Exercise instructions
Output nothing but the number of lines that include the word "Products".

Supplied material
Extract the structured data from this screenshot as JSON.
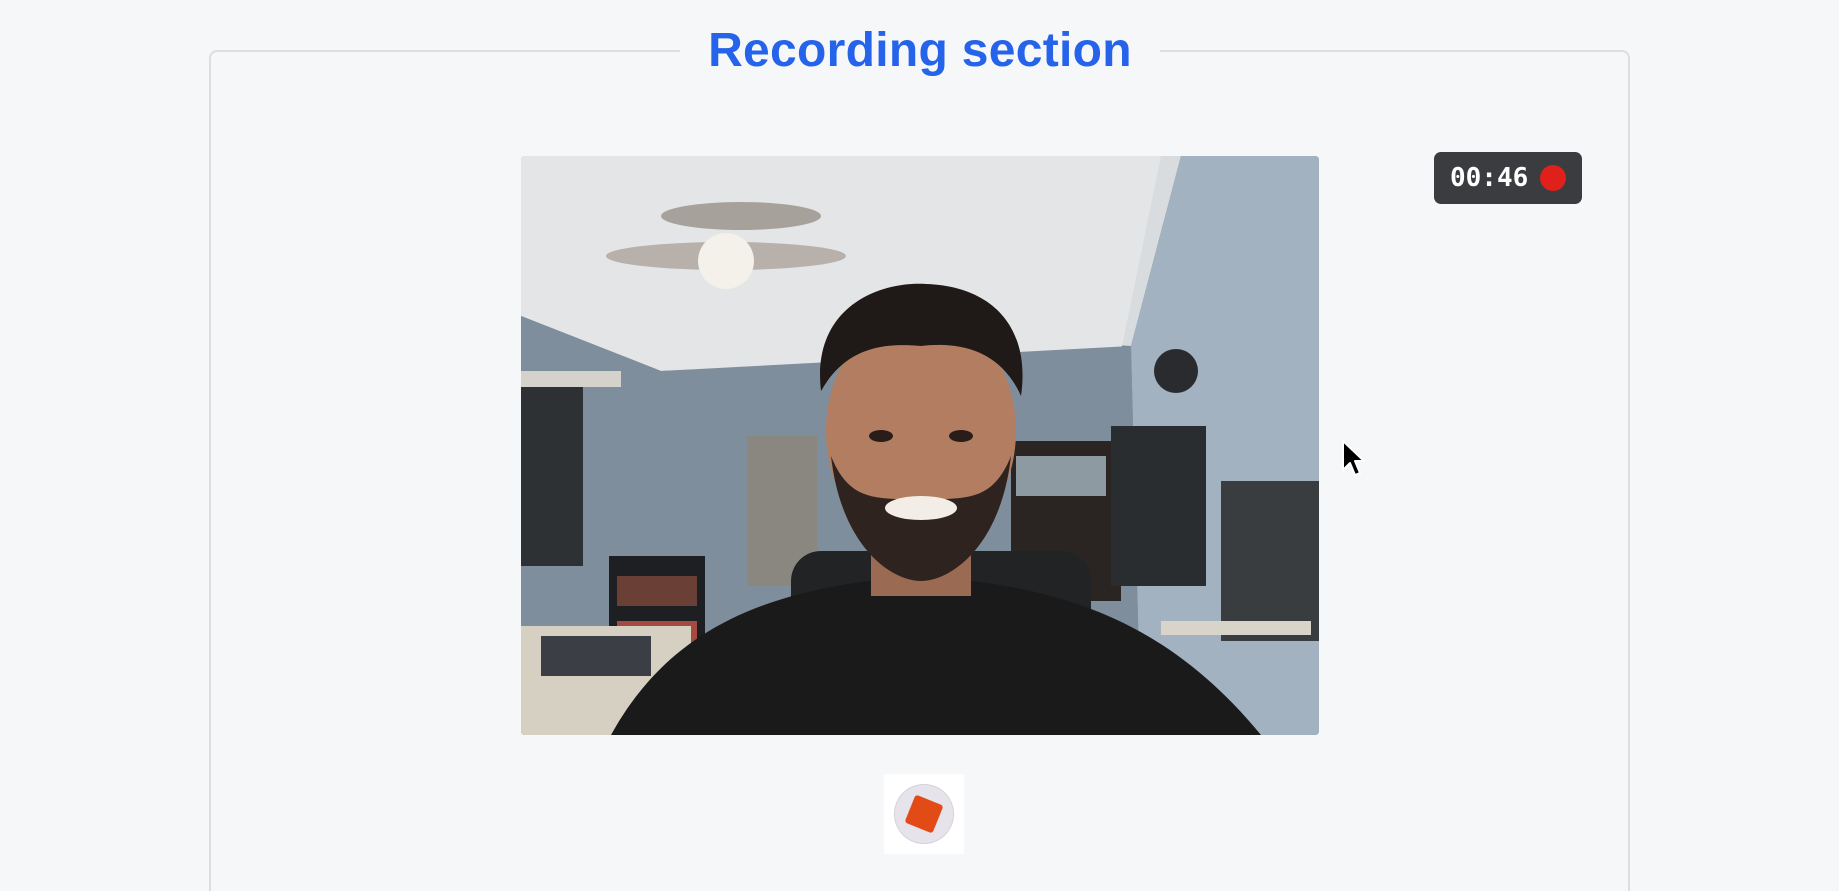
{
  "section": {
    "title": "Recording section"
  },
  "video": {
    "subject": "webcam-feed"
  },
  "timer": {
    "elapsed": "00:46",
    "indicator_color": "#e0201a"
  },
  "controls": {
    "stop_icon": "stop-icon",
    "stop_color": "#e24a16"
  },
  "colors": {
    "accent": "#2563eb",
    "background": "#f6f7f9",
    "timer_bg": "#3a3c3f"
  }
}
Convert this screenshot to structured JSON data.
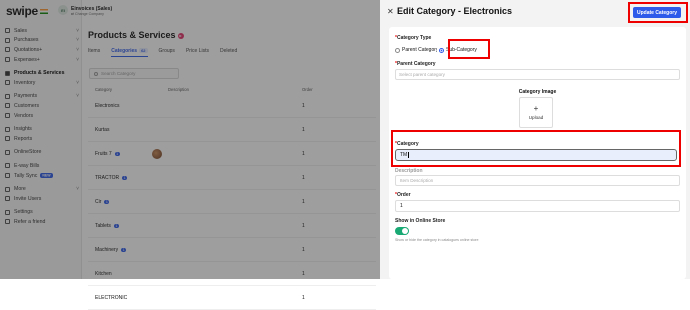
{
  "sidebar": {
    "logo": "swipe",
    "items": [
      {
        "label": "Sales",
        "chev": "˅",
        "active": false
      },
      {
        "label": "Purchases",
        "chev": "˅",
        "active": false
      },
      {
        "label": "Quotations+",
        "chev": "˅",
        "active": false
      },
      {
        "label": "Expenses+",
        "chev": "˅",
        "active": false
      },
      {
        "label": "Products & Services",
        "chev": "",
        "active": true
      },
      {
        "label": "Inventory",
        "chev": "˅",
        "active": false
      },
      {
        "label": "Payments",
        "chev": "˅",
        "active": false
      },
      {
        "label": "Customers",
        "chev": "",
        "active": false
      },
      {
        "label": "Vendors",
        "chev": "",
        "active": false
      },
      {
        "label": "Insights",
        "chev": "",
        "active": false
      },
      {
        "label": "Reports",
        "chev": "",
        "active": false
      },
      {
        "label": "OnlineStore",
        "chev": "",
        "active": false
      },
      {
        "label": "E-way Bills",
        "chev": "",
        "active": false
      },
      {
        "label": "Tally Sync",
        "chev": "",
        "active": false,
        "badge": "NEW"
      },
      {
        "label": "More",
        "chev": "˅",
        "active": false
      },
      {
        "label": "Invite Users",
        "chev": "",
        "active": false
      },
      {
        "label": "Settings",
        "chev": "",
        "active": false
      },
      {
        "label": "Refer a friend",
        "chev": "",
        "active": false
      }
    ]
  },
  "org": {
    "initials": "EI",
    "name": "Einvoices (Sales)",
    "change": "⇄ Change Company"
  },
  "main": {
    "title": "Products & Services",
    "tabs": [
      {
        "label": "Items",
        "active": false
      },
      {
        "label": "Categories",
        "count": "62",
        "active": true
      },
      {
        "label": "Groups",
        "active": false
      },
      {
        "label": "Price Lists",
        "active": false
      },
      {
        "label": "Deleted",
        "active": false
      }
    ],
    "search_placeholder": "Search Category",
    "columns": [
      "Category",
      "Description",
      "Order"
    ],
    "rows": [
      {
        "name": "Electronics",
        "count": "",
        "order": "1",
        "img": false
      },
      {
        "name": "Kurtas",
        "count": "",
        "order": "1",
        "img": false
      },
      {
        "name": "Fruits 7",
        "count": "1",
        "order": "1",
        "img": true
      },
      {
        "name": "TRACTOR",
        "count": "1",
        "order": "1",
        "img": false
      },
      {
        "name": "Cir",
        "count": "1",
        "order": "1",
        "img": false
      },
      {
        "name": "Tablets",
        "count": "1",
        "order": "1",
        "img": false
      },
      {
        "name": "Machinery",
        "count": "1",
        "order": "1",
        "img": false
      },
      {
        "name": "Kitchen",
        "count": "",
        "order": "1",
        "img": false
      },
      {
        "name": "ELECTRONIC",
        "count": "",
        "order": "1",
        "img": false
      }
    ]
  },
  "drawer": {
    "close": "✕",
    "title": "Edit Category - Electronics",
    "update_label": "Update Category",
    "category_type_label": "Category Type",
    "parent_option": "Parent Category",
    "sub_option": "Sub-Category",
    "parent_category_label": "Parent Category",
    "parent_category_placeholder": "Select parent category",
    "image_label": "Category Image",
    "upload_plus": "+",
    "upload_label": "Upload",
    "category_label": "Category",
    "category_value": "TM",
    "description_label": "Description",
    "description_placeholder": "Item Description",
    "order_label": "Order",
    "order_value": "1",
    "online_label": "Show in Online Store",
    "online_hint": "Show or hide the category in catalogues online store",
    "required_mark": "*"
  }
}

Complete response
2